### Your instructions
Produce a verbatim copy of the entries listed below.

### Source material
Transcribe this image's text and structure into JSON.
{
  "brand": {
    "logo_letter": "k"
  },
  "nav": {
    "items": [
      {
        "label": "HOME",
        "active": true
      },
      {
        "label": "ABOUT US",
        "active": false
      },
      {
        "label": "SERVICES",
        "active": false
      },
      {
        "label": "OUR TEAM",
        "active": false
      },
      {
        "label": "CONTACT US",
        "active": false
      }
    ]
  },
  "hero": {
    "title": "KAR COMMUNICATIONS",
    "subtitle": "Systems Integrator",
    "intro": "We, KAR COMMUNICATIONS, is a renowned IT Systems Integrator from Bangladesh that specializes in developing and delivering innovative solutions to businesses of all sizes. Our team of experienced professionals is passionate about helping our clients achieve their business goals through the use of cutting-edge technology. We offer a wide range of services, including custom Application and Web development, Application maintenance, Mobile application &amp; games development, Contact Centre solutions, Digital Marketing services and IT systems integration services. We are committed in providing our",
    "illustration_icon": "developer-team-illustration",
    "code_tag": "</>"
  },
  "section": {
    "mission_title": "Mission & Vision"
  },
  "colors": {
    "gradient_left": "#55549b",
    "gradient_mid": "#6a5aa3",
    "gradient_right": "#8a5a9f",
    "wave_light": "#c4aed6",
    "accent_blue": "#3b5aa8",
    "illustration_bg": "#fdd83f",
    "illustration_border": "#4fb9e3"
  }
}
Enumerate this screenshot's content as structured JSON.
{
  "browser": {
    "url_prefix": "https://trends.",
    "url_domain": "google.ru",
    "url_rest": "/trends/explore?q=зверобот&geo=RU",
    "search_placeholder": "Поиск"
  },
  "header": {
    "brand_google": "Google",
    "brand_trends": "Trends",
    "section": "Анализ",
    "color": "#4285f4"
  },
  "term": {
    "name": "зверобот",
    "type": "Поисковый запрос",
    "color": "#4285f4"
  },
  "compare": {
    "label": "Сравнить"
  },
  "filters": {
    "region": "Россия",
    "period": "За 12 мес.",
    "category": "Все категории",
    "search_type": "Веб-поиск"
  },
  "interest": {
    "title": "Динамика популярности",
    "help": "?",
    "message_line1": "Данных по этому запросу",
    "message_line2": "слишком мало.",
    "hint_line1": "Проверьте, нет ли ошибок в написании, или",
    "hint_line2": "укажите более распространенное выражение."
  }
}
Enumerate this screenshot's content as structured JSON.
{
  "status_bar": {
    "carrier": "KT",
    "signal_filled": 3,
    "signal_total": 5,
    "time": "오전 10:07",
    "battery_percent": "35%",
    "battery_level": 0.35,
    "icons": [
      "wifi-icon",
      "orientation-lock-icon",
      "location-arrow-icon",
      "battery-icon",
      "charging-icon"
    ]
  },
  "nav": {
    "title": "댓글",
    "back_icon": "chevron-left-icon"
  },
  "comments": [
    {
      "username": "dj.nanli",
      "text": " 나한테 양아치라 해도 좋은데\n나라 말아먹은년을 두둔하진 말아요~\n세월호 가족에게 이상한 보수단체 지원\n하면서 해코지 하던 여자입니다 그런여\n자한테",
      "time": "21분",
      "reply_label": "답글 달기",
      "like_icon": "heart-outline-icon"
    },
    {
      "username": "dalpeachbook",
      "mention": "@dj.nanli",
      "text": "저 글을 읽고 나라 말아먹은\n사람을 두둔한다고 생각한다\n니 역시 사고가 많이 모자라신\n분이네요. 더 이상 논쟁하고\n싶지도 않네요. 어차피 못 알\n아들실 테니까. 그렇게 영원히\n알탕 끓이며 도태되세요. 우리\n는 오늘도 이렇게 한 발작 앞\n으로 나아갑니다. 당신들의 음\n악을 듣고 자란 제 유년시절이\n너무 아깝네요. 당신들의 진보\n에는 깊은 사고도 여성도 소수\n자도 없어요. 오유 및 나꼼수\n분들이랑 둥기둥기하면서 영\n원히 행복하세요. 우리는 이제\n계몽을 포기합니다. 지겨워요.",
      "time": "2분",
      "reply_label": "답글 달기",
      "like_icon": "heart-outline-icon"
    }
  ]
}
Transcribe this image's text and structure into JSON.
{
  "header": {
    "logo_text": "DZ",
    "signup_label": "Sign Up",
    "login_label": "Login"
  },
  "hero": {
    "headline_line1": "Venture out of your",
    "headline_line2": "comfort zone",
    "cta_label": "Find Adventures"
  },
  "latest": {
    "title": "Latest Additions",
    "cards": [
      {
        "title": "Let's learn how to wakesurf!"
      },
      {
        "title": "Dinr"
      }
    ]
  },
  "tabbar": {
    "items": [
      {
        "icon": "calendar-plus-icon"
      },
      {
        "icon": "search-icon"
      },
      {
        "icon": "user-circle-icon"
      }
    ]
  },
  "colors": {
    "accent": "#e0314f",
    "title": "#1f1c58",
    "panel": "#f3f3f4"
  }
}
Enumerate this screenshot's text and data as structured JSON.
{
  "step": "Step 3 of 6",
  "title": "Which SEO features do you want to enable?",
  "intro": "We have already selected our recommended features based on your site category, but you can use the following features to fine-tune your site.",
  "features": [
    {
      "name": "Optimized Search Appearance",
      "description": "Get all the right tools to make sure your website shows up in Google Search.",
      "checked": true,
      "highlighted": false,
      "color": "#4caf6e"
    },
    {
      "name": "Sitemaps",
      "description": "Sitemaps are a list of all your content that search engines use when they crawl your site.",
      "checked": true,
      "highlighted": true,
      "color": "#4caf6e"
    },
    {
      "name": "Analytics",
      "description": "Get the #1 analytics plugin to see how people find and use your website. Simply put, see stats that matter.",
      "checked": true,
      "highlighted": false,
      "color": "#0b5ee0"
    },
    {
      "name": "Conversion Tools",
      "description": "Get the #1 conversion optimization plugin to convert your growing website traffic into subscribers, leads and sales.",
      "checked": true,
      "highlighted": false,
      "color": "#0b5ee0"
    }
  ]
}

### Answer to the exercise
Transcribe this image's text and structure into JSON.
{
  "brand": {
    "logo_letter": "k"
  },
  "nav": {
    "items": [
      {
        "label": "HOME",
        "active": true
      },
      {
        "label": "ABOUT US",
        "active": false
      },
      {
        "label": "SERVICES",
        "active": false
      },
      {
        "label": "OUR TEAM",
        "active": false
      },
      {
        "label": "CONTACT US",
        "active": false
      }
    ]
  },
  "hero": {
    "title": "KAR COMMUNICATIONS",
    "subtitle": "Systems Integrator",
    "intro": "We, KAR COMMUNICATIONS, is a renowned IT Systems Integrator from Bangladesh that specializes in developing and delivering innovative solutions to businesses of all sizes. Our team of experienced professionals is passionate about helping our clients achieve their business goals through the use of cutting-edge technology. We offer a wide range of services, including custom Application and Web development, Application maintenance, Mobile application &amp; games development, Contact Centre solutions, Digital Marketing services and IT systems integration services. We are committed in providing our",
    "illustration_icon": "developer-team-illustration",
    "code_tag": "</>"
  },
  "section": {
    "mission_title": "Mission & Vision"
  },
  "colors": {
    "gradient_left": "#55549b",
    "gradient_mid": "#6a5aa3",
    "gradient_right": "#8a5a9f",
    "wave_light": "#c4aed6",
    "accent_blue": "#3b5aa8",
    "illustration_bg": "#fdd83f",
    "illustration_border": "#4fb9e3"
  }
}
Enumerate this screenshot's content as structured JSON.
{
  "browser": {
    "url_prefix": "https://trends.",
    "url_domain": "google.ru",
    "url_rest": "/trends/explore?q=зверобот&geo=RU",
    "search_placeholder": "Поиск"
  },
  "header": {
    "brand_google": "Google",
    "brand_trends": "Trends",
    "section": "Анализ",
    "color": "#4285f4"
  },
  "term": {
    "name": "зверобот",
    "type": "Поисковый запрос",
    "color": "#4285f4"
  },
  "compare": {
    "label": "Сравнить"
  },
  "filters": {
    "region": "Россия",
    "period": "За 12 мес.",
    "category": "Все категории",
    "search_type": "Веб-поиск"
  },
  "interest": {
    "title": "Динамика популярности",
    "help": "?",
    "message_line1": "Данных по этому запросу",
    "message_line2": "слишком мало.",
    "hint_line1": "Проверьте, нет ли ошибок в написании, или",
    "hint_line2": "укажите более распространенное выражение."
  }
}
Enumerate this screenshot's content as structured JSON.
{
  "status_bar": {
    "carrier": "KT",
    "signal_filled": 3,
    "signal_total": 5,
    "time": "오전 10:07",
    "battery_percent": "35%",
    "battery_level": 0.35,
    "icons": [
      "wifi-icon",
      "orientation-lock-icon",
      "location-arrow-icon",
      "battery-icon",
      "charging-icon"
    ]
  },
  "nav": {
    "title": "댓글",
    "back_icon": "chevron-left-icon"
  },
  "comments": [
    {
      "username": "dj.nanli",
      "text": " 나한테 양아치라 해도 좋은데\n나라 말아먹은년을 두둔하진 말아요~\n세월호 가족에게 이상한 보수단체 지원\n하면서 해코지 하던 여자입니다 그런여\n자한테",
      "time": "21분",
      "reply_label": "답글 달기",
      "like_icon": "heart-outline-icon"
    },
    {
      "username": "dalpeachbook",
      "mention": "@dj.nanli",
      "text": "저 글을 읽고 나라 말아먹은\n사람을 두둔한다고 생각한다\n니 역시 사고가 많이 모자라신\n분이네요. 더 이상 논쟁하고\n싶지도 않네요. 어차피 못 알\n아들실 테니까. 그렇게 영원히\n알탕 끓이며 도태되세요. 우리\n는 오늘도 이렇게 한 발작 앞\n으로 나아갑니다. 당신들의 음\n악을 듣고 자란 제 유년시절이\n너무 아깝네요. 당신들의 진보\n에는 깊은 사고도 여성도 소수\n자도 없어요. 오유 및 나꼼수\n분들이랑 둥기둥기하면서 영\n원히 행복하세요. 우리는 이제\n계몽을 포기합니다. 지겨워요.",
      "time": "2분",
      "reply_label": "답글 달기",
      "like_icon": "heart-outline-icon"
    }
  ]
}
Transcribe this image's text and structure into JSON.
{
  "header": {
    "logo_text": "DZ",
    "signup_label": "Sign Up",
    "login_label": "Login"
  },
  "hero": {
    "headline_line1": "Venture out of your",
    "headline_line2": "comfort zone",
    "cta_label": "Find Adventures"
  },
  "latest": {
    "title": "Latest Additions",
    "cards": [
      {
        "title": "Let's learn how to wakesurf!"
      },
      {
        "title": "Dinr"
      }
    ]
  },
  "tabbar": {
    "items": [
      {
        "icon": "calendar-plus-icon"
      },
      {
        "icon": "search-icon"
      },
      {
        "icon": "user-circle-icon"
      }
    ]
  },
  "colors": {
    "accent": "#e0314f",
    "title": "#1f1c58",
    "panel": "#f3f3f4"
  }
}
Enumerate this screenshot's text and data as structured JSON.
{
  "step": "Step 3 of 6",
  "title": "Which SEO features do you want to enable?",
  "intro": "We have already selected our recommended features based on your site category, but you can use the following features to fine-tune your site.",
  "features": [
    {
      "name": "Optimized Search Appearance",
      "description": "Get all the right tools to make sure your website shows up in Google Search.",
      "checked": true,
      "highlighted": false,
      "color": "#4caf6e"
    },
    {
      "name": "Sitemaps",
      "description": "Sitemaps are a list of all your content that search engines use when they crawl your site.",
      "checked": true,
      "highlighted": true,
      "color": "#4caf6e"
    },
    {
      "name": "Analytics",
      "description": "Get the #1 analytics plugin to see how people find and use your website. Simply put, see stats that matter.",
      "checked": true,
      "highlighted": false,
      "color": "#0b5ee0"
    },
    {
      "name": "Conversion Tools",
      "description": "Get the #1 conversion optimization plugin to convert your growing website traffic into subscribers, leads and sales.",
      "checked": true,
      "highlighted": false,
      "color": "#0b5ee0"
    }
  ]
}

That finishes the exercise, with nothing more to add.